Hunt for the word "Valence" across the entries below, copying each line that holds it.

(Dataset records on visual material)
_ _ _ _ _

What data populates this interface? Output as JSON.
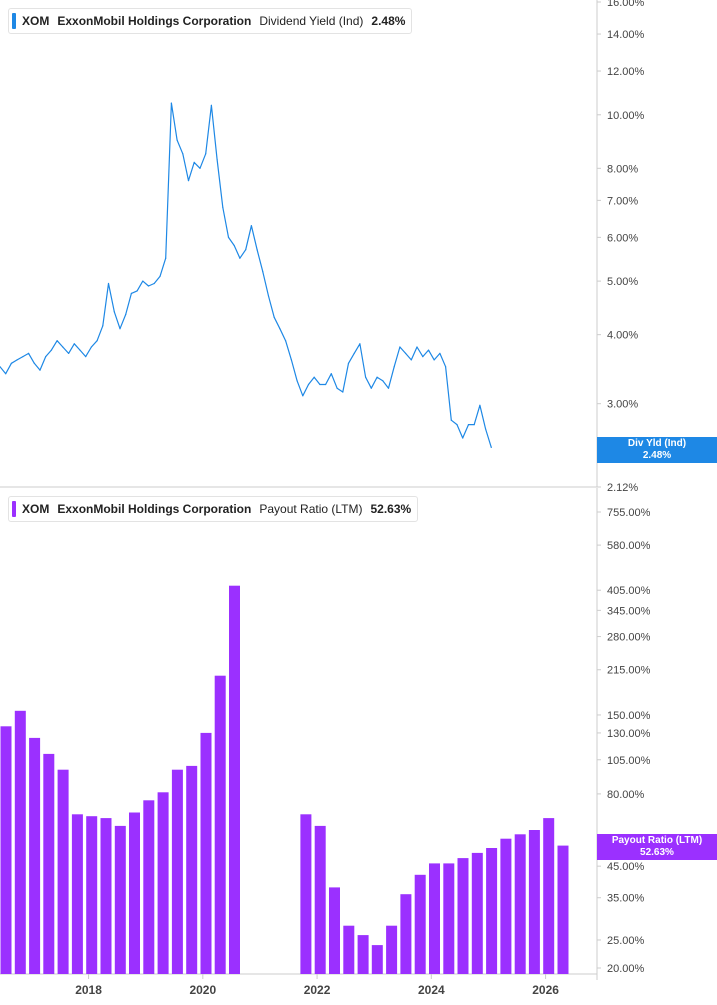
{
  "colors": {
    "yield": "#1e88e5",
    "payout": "#9b30ff",
    "axis": "#cccccc",
    "text": "#444444"
  },
  "legend_top": {
    "ticker": "XOM",
    "company": "ExxonMobil Holdings Corporation",
    "metric": "Dividend Yield (Ind)",
    "value": "2.48%"
  },
  "legend_bottom": {
    "ticker": "XOM",
    "company": "ExxonMobil Holdings Corporation",
    "metric": "Payout Ratio (LTM)",
    "value": "52.63%"
  },
  "badge_top": {
    "label": "Div Yld (Ind)",
    "value": "2.48%",
    "hidden_tick": "2.42%"
  },
  "badge_bottom": {
    "label": "Payout Ratio (LTM)",
    "value": "52.63%"
  },
  "chart_data": [
    {
      "type": "line",
      "title": "",
      "series": [
        {
          "name": "Dividend Yield (Ind)",
          "x_start": 2016.5,
          "x_step": 0.1,
          "values": [
            3.5,
            3.4,
            3.55,
            3.6,
            3.65,
            3.7,
            3.55,
            3.45,
            3.65,
            3.75,
            3.9,
            3.8,
            3.7,
            3.85,
            3.75,
            3.65,
            3.8,
            3.9,
            4.15,
            4.95,
            4.4,
            4.1,
            4.35,
            4.75,
            4.8,
            5.0,
            4.9,
            4.95,
            5.1,
            5.5,
            10.5,
            9.0,
            8.5,
            7.6,
            8.2,
            8.0,
            8.5,
            10.4,
            8.3,
            6.8,
            6.0,
            5.8,
            5.5,
            5.7,
            6.3,
            5.7,
            5.2,
            4.7,
            4.3,
            4.1,
            3.9,
            3.6,
            3.3,
            3.1,
            3.25,
            3.35,
            3.25,
            3.25,
            3.4,
            3.2,
            3.15,
            3.55,
            3.7,
            3.85,
            3.35,
            3.2,
            3.35,
            3.3,
            3.2,
            3.5,
            3.8,
            3.7,
            3.6,
            3.8,
            3.65,
            3.75,
            3.6,
            3.7,
            3.5,
            2.8,
            2.75,
            2.6,
            2.75,
            2.75,
            2.98,
            2.7,
            2.5
          ]
        }
      ],
      "x_ticks": [
        "2018",
        "2020",
        "2022",
        "2024",
        "2026"
      ],
      "y_ticks": [
        "2.12%",
        "3.00%",
        "4.00%",
        "5.00%",
        "6.00%",
        "7.00%",
        "8.00%",
        "10.00%",
        "12.00%",
        "14.00%",
        "16.00%"
      ],
      "y_scale": "log",
      "ylim": [
        2.12,
        16
      ],
      "xlim": [
        2016.5,
        2026.95
      ]
    },
    {
      "type": "bar",
      "title": "",
      "series": [
        {
          "name": "Payout Ratio (LTM)",
          "x": [
            2016.5,
            2016.75,
            2017.0,
            2017.25,
            2017.5,
            2017.75,
            2018.0,
            2018.25,
            2018.5,
            2018.75,
            2019.0,
            2019.25,
            2019.5,
            2019.75,
            2020.0,
            2020.25,
            2020.5,
            2020.75,
            2021.75,
            2022.0,
            2022.25,
            2022.5,
            2022.75,
            2023.0,
            2023.25,
            2023.5,
            2023.75,
            2024.0,
            2024.25,
            2024.5,
            2024.75,
            2025.0,
            2025.25,
            2025.5,
            2025.75,
            2026.0,
            2026.25,
            2026.5
          ],
          "values": [
            137,
            155,
            125,
            110,
            97,
            68,
            67,
            66,
            62,
            69,
            76,
            81,
            97,
            100,
            130,
            205,
            420,
            0,
            68,
            62,
            38,
            28,
            26,
            24,
            28,
            36,
            42,
            46,
            46,
            48,
            50,
            52,
            56,
            58,
            60,
            66,
            53,
            0
          ]
        }
      ],
      "x_ticks": [
        "2018",
        "2020",
        "2022",
        "2024",
        "2026"
      ],
      "y_ticks": [
        "20.00%",
        "25.00%",
        "35.00%",
        "45.00%",
        "80.00%",
        "105.00%",
        "130.00%",
        "150.00%",
        "215.00%",
        "280.00%",
        "345.00%",
        "405.00%",
        "580.00%",
        "755.00%"
      ],
      "y_scale": "log",
      "ylim": [
        20,
        755
      ],
      "xlim": [
        2016.5,
        2026.95
      ]
    }
  ]
}
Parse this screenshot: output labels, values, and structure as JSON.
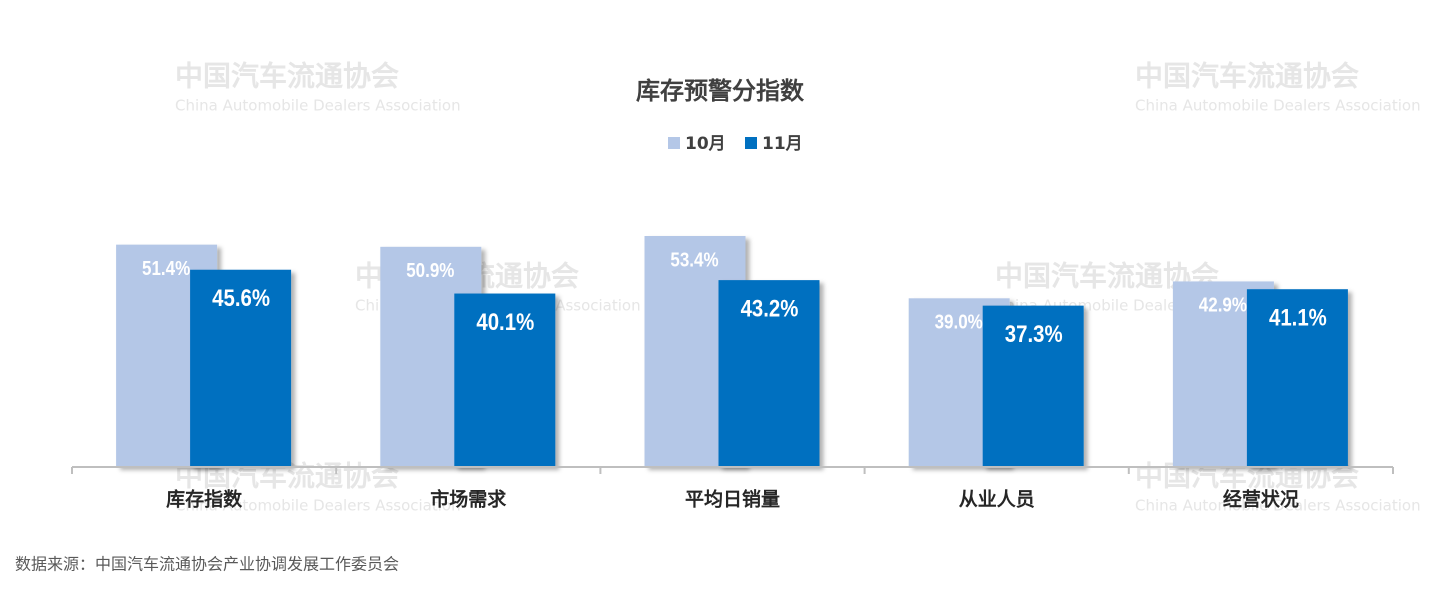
{
  "chart_data": {
    "type": "bar",
    "title": "库存预警分指数",
    "categories": [
      "库存指数",
      "市场需求",
      "平均日销量",
      "从业人员",
      "经营状况"
    ],
    "series": [
      {
        "name": "10月",
        "color": "#b4c7e7",
        "values": [
          51.4,
          50.9,
          53.4,
          39.0,
          42.9
        ],
        "value_labels": [
          "51.4%",
          "50.9%",
          "53.4%",
          "39.0%",
          "42.9%"
        ]
      },
      {
        "name": "11月",
        "color": "#0070c0",
        "values": [
          45.6,
          40.1,
          43.2,
          37.3,
          41.1
        ],
        "value_labels": [
          "45.6%",
          "40.1%",
          "43.2%",
          "37.3%",
          "41.1%"
        ]
      }
    ],
    "legend": "top",
    "source": "数据来源：中国汽车流通协会产业协调发展工作委员会",
    "watermark": [
      "中国汽车流通协会",
      "China Automobile Dealers Association"
    ]
  }
}
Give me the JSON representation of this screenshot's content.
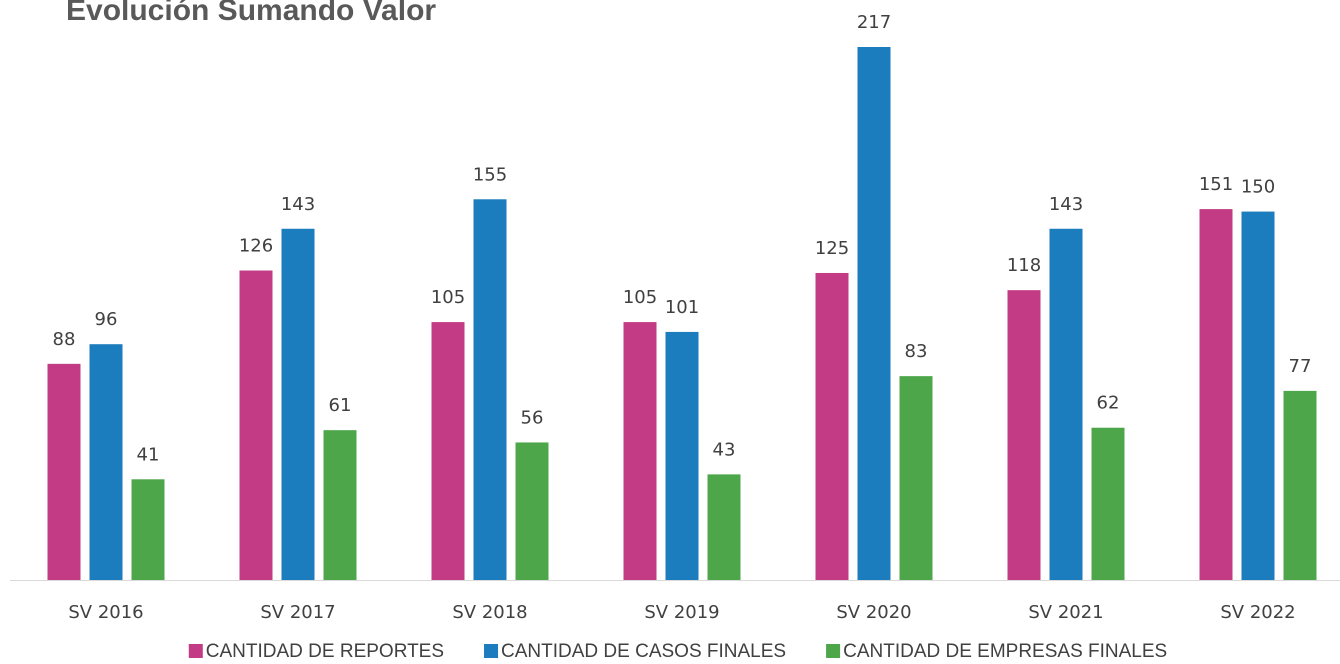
{
  "chart_data": {
    "type": "bar",
    "title": "Evolución Sumando Valor",
    "categories": [
      "SV 2016",
      "SV 2017",
      "SV 2018",
      "SV 2019",
      "SV 2020",
      "SV 2021",
      "SV 2022"
    ],
    "series": [
      {
        "name": "CANTIDAD DE REPORTES",
        "color": "#c23b84",
        "values": [
          88,
          126,
          105,
          105,
          125,
          118,
          151
        ]
      },
      {
        "name": "CANTIDAD DE CASOS FINALES",
        "color": "#1b7dbd",
        "values": [
          96,
          143,
          155,
          101,
          217,
          143,
          150
        ]
      },
      {
        "name": "CANTIDAD DE EMPRESAS FINALES",
        "color": "#4da64a",
        "values": [
          41,
          61,
          56,
          43,
          83,
          62,
          77
        ]
      }
    ],
    "legend": "bottom"
  }
}
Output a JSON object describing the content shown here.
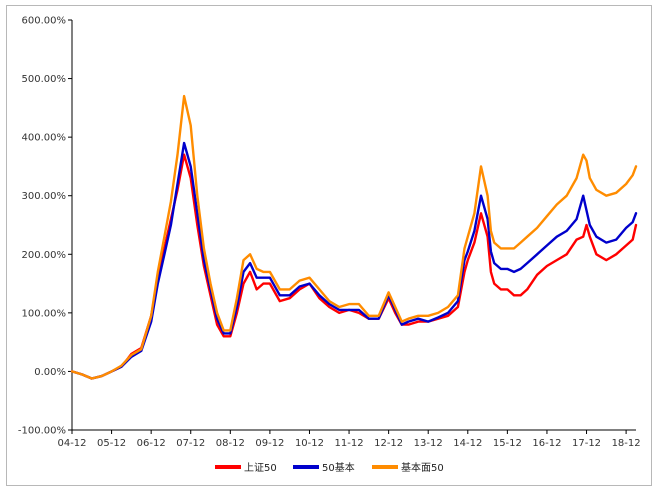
{
  "chart_data": {
    "type": "line",
    "title": "",
    "xlabel": "",
    "ylabel": "",
    "ylim": [
      -100,
      600
    ],
    "y_ticks": [
      "-100.00%",
      "0.00%",
      "100.00%",
      "200.00%",
      "300.00%",
      "400.00%",
      "500.00%",
      "600.00%"
    ],
    "x_ticks": [
      "04-12",
      "05-12",
      "06-12",
      "07-12",
      "08-12",
      "09-12",
      "10-12",
      "11-12",
      "12-12",
      "13-12",
      "14-12",
      "15-12",
      "16-12",
      "17-12",
      "18-12"
    ],
    "x": [
      "04-12",
      "05-03",
      "05-06",
      "05-09",
      "05-12",
      "06-03",
      "06-06",
      "06-09",
      "06-12",
      "07-02",
      "07-04",
      "07-06",
      "07-08",
      "07-10",
      "07-12",
      "08-02",
      "08-04",
      "08-06",
      "08-08",
      "08-10",
      "08-12",
      "09-02",
      "09-04",
      "09-06",
      "09-08",
      "09-10",
      "09-12",
      "10-03",
      "10-06",
      "10-09",
      "10-12",
      "11-03",
      "11-06",
      "11-09",
      "11-12",
      "12-03",
      "12-06",
      "12-09",
      "12-12",
      "13-02",
      "13-04",
      "13-06",
      "13-09",
      "13-12",
      "14-03",
      "14-06",
      "14-09",
      "14-11",
      "14-12",
      "15-02",
      "15-04",
      "15-06",
      "15-07",
      "15-08",
      "15-10",
      "15-12",
      "16-02",
      "16-04",
      "16-06",
      "16-09",
      "16-12",
      "17-03",
      "17-06",
      "17-09",
      "17-11",
      "17-12",
      "18-01",
      "18-03",
      "18-06",
      "18-09",
      "18-12",
      "19-02",
      "19-03"
    ],
    "series": [
      {
        "name": "上证50",
        "color": "#ff0000",
        "values": [
          0,
          -5,
          -12,
          -8,
          0,
          8,
          30,
          40,
          95,
          160,
          210,
          260,
          310,
          370,
          330,
          250,
          180,
          130,
          80,
          60,
          60,
          100,
          150,
          170,
          140,
          150,
          150,
          120,
          125,
          140,
          150,
          125,
          110,
          100,
          105,
          100,
          90,
          90,
          125,
          100,
          80,
          80,
          85,
          85,
          90,
          95,
          110,
          170,
          190,
          220,
          270,
          230,
          170,
          150,
          140,
          140,
          130,
          130,
          140,
          165,
          180,
          190,
          200,
          225,
          230,
          250,
          230,
          200,
          190,
          200,
          215,
          225,
          250
        ]
      },
      {
        "name": "50基本",
        "color": "#0000cc",
        "values": [
          0,
          -5,
          -12,
          -8,
          0,
          8,
          25,
          35,
          85,
          150,
          200,
          250,
          320,
          390,
          350,
          270,
          190,
          140,
          90,
          65,
          65,
          110,
          170,
          185,
          160,
          160,
          160,
          130,
          130,
          145,
          150,
          130,
          115,
          105,
          105,
          105,
          90,
          90,
          130,
          105,
          80,
          85,
          90,
          85,
          92,
          100,
          120,
          190,
          205,
          240,
          300,
          260,
          205,
          185,
          175,
          175,
          170,
          175,
          185,
          200,
          215,
          230,
          240,
          260,
          300,
          275,
          250,
          230,
          220,
          225,
          245,
          255,
          270
        ]
      },
      {
        "name": "基本面50",
        "color": "#ff8c00",
        "values": [
          0,
          -5,
          -12,
          -8,
          0,
          10,
          28,
          38,
          95,
          170,
          230,
          290,
          370,
          470,
          420,
          300,
          210,
          150,
          100,
          70,
          70,
          125,
          190,
          200,
          175,
          170,
          170,
          140,
          140,
          155,
          160,
          140,
          120,
          110,
          115,
          115,
          95,
          95,
          135,
          110,
          85,
          90,
          95,
          95,
          100,
          110,
          130,
          210,
          230,
          270,
          350,
          300,
          240,
          220,
          210,
          210,
          210,
          220,
          230,
          245,
          265,
          285,
          300,
          330,
          370,
          360,
          330,
          310,
          300,
          305,
          320,
          335,
          350
        ]
      }
    ],
    "legend_position": "bottom",
    "grid": false
  }
}
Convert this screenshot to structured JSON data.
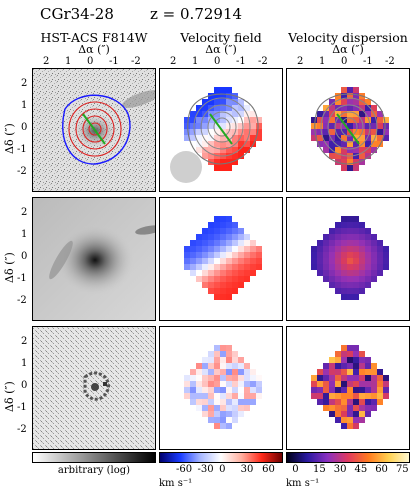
{
  "header": {
    "object": "CGr34-28",
    "redshift": "z = 0.72914"
  },
  "columns": [
    {
      "title": "HST-ACS F814W",
      "xlabel": "Δα (″)"
    },
    {
      "title": "Velocity field",
      "xlabel": "Δα (″)"
    },
    {
      "title": "Velocity dispersion",
      "xlabel": "Δα (″)"
    }
  ],
  "axes": {
    "xticks": [
      "2",
      "1",
      "0",
      "-1",
      "-2"
    ],
    "yticks": [
      "2",
      "1",
      "0",
      "-1",
      "-2"
    ],
    "ylabel": "Δδ (″)"
  },
  "colorbars": [
    {
      "label": "arbitrary (log)",
      "ticks": [],
      "unit": ""
    },
    {
      "label": "",
      "ticks": [
        "-60",
        "-30",
        "0",
        "30",
        "60"
      ],
      "unit": "km s⁻¹"
    },
    {
      "label": "",
      "ticks": [
        "0",
        "15",
        "30",
        "45",
        "60",
        "75"
      ],
      "unit": "km s⁻¹"
    }
  ]
}
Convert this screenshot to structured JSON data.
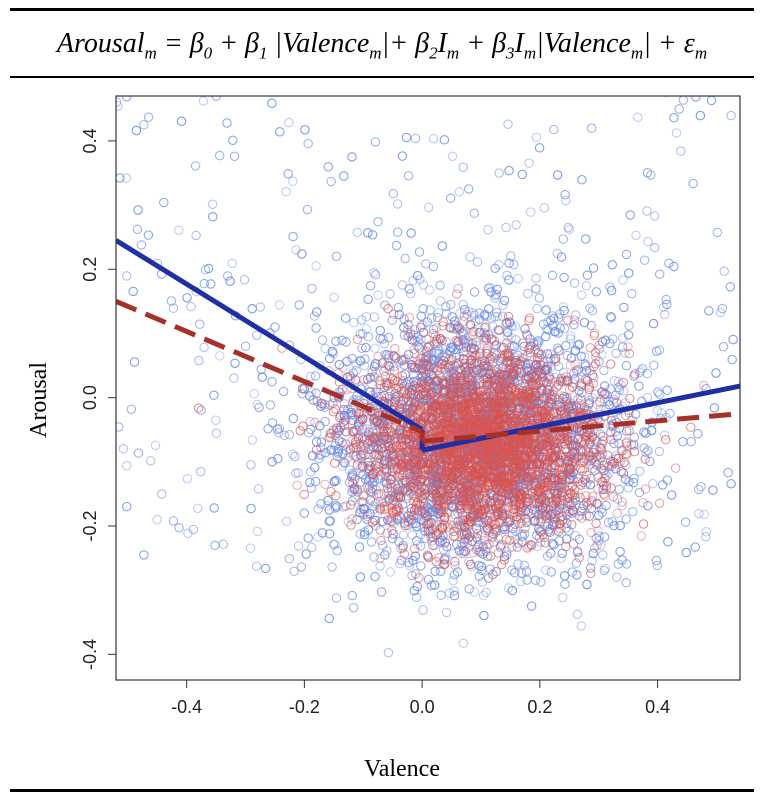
{
  "equation": {
    "t1": "Arousal",
    "s1": "m",
    "t2": " = β",
    "s2": "0",
    "t3": " + β",
    "s3": "1",
    "t4": " |Valence",
    "s4": "m",
    "t5": "|+ β",
    "s5": "2",
    "t6": "I",
    "s6": "m",
    "t7": " + β",
    "s7": "3",
    "t8": "I",
    "s8": "m",
    "t9": "|Valence",
    "s9": "m",
    "t10": "| + ε",
    "s10": "m"
  },
  "chart_data": {
    "type": "scatter",
    "title": "",
    "xlabel": "Valence",
    "ylabel": "Arousal",
    "xlim": [
      -0.52,
      0.54
    ],
    "ylim": [
      -0.44,
      0.47
    ],
    "xticks": [
      -0.4,
      -0.2,
      0.0,
      0.2,
      0.4
    ],
    "xtick_labels": [
      "-0.4",
      "-0.2",
      "0.0",
      "0.2",
      "0.4"
    ],
    "yticks": [
      -0.4,
      -0.2,
      0.0,
      0.2,
      0.4
    ],
    "ytick_labels": [
      "-0.4",
      "-0.2",
      "0.0",
      "0.2",
      "0.4"
    ],
    "point_distribution": {
      "center": [
        0.09,
        -0.06
      ],
      "spread": [
        0.13,
        0.1
      ],
      "blue_points": 4200,
      "red_points": 2800,
      "red_center": [
        0.1,
        -0.07
      ],
      "red_spread": [
        0.1,
        0.07
      ]
    },
    "series": [
      {
        "name": "blue-fit",
        "color": "#1f2fa6",
        "style": "solid",
        "segments": [
          [
            [
              -0.52,
              0.245
            ],
            [
              0.0,
              -0.05
            ]
          ],
          [
            [
              0.0,
              -0.082
            ],
            [
              0.54,
              0.018
            ]
          ]
        ]
      },
      {
        "name": "red-fit",
        "color": "#a8302a",
        "style": "dashed",
        "segments": [
          [
            [
              -0.52,
              0.15
            ],
            [
              0.0,
              -0.053
            ]
          ],
          [
            [
              0.0,
              -0.068
            ],
            [
              0.54,
              -0.025
            ]
          ]
        ]
      }
    ],
    "colors": {
      "blue_points": "#6f8fe8",
      "red_points": "#d9534f"
    }
  }
}
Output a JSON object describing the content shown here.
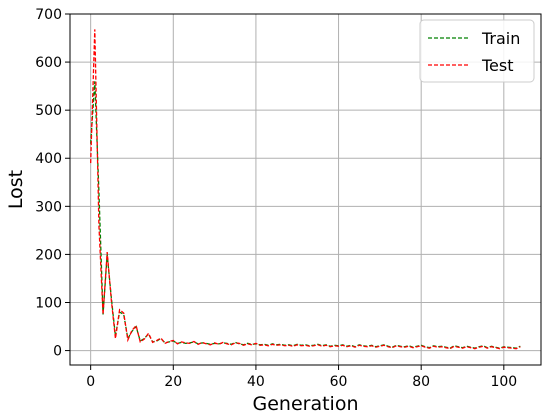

_ _ _ _ _

* _Exercise result_
    "t4": " |Valence",
    "t9": "|Valence",
    "xlabel": "Valence",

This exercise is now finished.